**Material for this task**
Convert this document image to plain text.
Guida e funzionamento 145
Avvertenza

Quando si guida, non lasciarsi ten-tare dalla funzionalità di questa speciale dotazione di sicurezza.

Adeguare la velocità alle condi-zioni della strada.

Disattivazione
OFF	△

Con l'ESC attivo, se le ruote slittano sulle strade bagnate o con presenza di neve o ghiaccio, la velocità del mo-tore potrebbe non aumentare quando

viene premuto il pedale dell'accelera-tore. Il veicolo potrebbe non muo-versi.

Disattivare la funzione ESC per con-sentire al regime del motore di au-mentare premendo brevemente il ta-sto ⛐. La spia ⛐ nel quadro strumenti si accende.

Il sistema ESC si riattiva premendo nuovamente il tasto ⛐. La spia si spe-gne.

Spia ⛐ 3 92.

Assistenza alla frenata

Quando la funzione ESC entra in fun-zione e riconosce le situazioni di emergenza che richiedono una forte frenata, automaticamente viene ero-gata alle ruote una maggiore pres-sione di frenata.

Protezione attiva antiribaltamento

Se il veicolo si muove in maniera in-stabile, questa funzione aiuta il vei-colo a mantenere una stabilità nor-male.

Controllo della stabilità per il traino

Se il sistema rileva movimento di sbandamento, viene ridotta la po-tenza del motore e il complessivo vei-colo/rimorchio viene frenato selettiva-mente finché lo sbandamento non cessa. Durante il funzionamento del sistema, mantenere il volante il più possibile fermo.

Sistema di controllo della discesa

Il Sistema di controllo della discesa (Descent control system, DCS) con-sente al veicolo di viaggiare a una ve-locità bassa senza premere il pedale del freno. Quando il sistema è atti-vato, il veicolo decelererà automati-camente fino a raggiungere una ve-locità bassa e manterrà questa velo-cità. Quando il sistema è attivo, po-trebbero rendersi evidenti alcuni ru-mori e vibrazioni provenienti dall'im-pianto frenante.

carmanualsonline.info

**Exercise**
Select all lines in the listing above where the word "discesa" appears, and show them.

**Output of the exercise**
Sistema di controllo della discesa
Il Sistema di controllo della discesa (Descent control system, DCS) con-sente al veicolo di viaggiare a una ve-locità bassa senza premere il pedale del freno. Quando il sistema è atti-vato, il veicolo decelererà automati-camente fino a raggiungere una ve-locità bassa e manterrà questa velo-cità. Quando il sistema è attivo, po-trebbero rendersi evidenti alcuni ru-mori e vibrazioni provenienti dall'im-pianto frenante.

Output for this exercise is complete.